▶ [TASK TO COMPLETE]:
Find each line with the word "между" and copy it.

################

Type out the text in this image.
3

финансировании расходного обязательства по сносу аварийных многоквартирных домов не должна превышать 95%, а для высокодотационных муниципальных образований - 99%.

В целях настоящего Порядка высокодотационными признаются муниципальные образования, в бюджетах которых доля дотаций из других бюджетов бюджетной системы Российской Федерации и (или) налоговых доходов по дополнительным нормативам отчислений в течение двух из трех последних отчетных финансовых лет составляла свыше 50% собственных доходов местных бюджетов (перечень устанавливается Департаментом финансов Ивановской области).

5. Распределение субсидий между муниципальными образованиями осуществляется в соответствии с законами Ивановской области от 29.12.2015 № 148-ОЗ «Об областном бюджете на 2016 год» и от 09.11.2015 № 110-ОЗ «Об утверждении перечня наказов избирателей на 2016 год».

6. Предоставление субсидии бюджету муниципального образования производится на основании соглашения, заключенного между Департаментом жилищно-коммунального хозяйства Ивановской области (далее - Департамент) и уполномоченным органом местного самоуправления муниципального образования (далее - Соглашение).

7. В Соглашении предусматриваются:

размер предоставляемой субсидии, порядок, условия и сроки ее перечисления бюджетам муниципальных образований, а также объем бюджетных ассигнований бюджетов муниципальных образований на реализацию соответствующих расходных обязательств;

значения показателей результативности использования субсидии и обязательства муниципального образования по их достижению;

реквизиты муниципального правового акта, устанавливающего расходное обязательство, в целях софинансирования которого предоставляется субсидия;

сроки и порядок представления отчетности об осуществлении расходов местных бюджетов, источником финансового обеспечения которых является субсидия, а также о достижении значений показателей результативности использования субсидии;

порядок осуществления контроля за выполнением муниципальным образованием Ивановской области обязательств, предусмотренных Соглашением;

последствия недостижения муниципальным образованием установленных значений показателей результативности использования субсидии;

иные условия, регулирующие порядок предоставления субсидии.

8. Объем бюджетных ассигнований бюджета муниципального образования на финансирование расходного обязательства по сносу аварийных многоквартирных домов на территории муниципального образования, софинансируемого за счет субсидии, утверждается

################

▶ [RESPONSE TO THIS TASK]:
5. Распределение субсидий между муниципальными образованиями осуществляется в соответствии с законами Ивановской области от 29.12.2015 № 148-ОЗ «Об областном бюджете на 2016 год» и от 09.11.2015 № 110-ОЗ «Об утверждении перечня наказов избирателей на 2016 год».
6. Предоставление субсидии бюджету муниципального образования производится на основании соглашения, заключенного между Департаментом жилищно-коммунального хозяйства Ивановской области (далее - Департамент) и уполномоченным органом местного самоуправления муниципального образования (далее - Соглашение).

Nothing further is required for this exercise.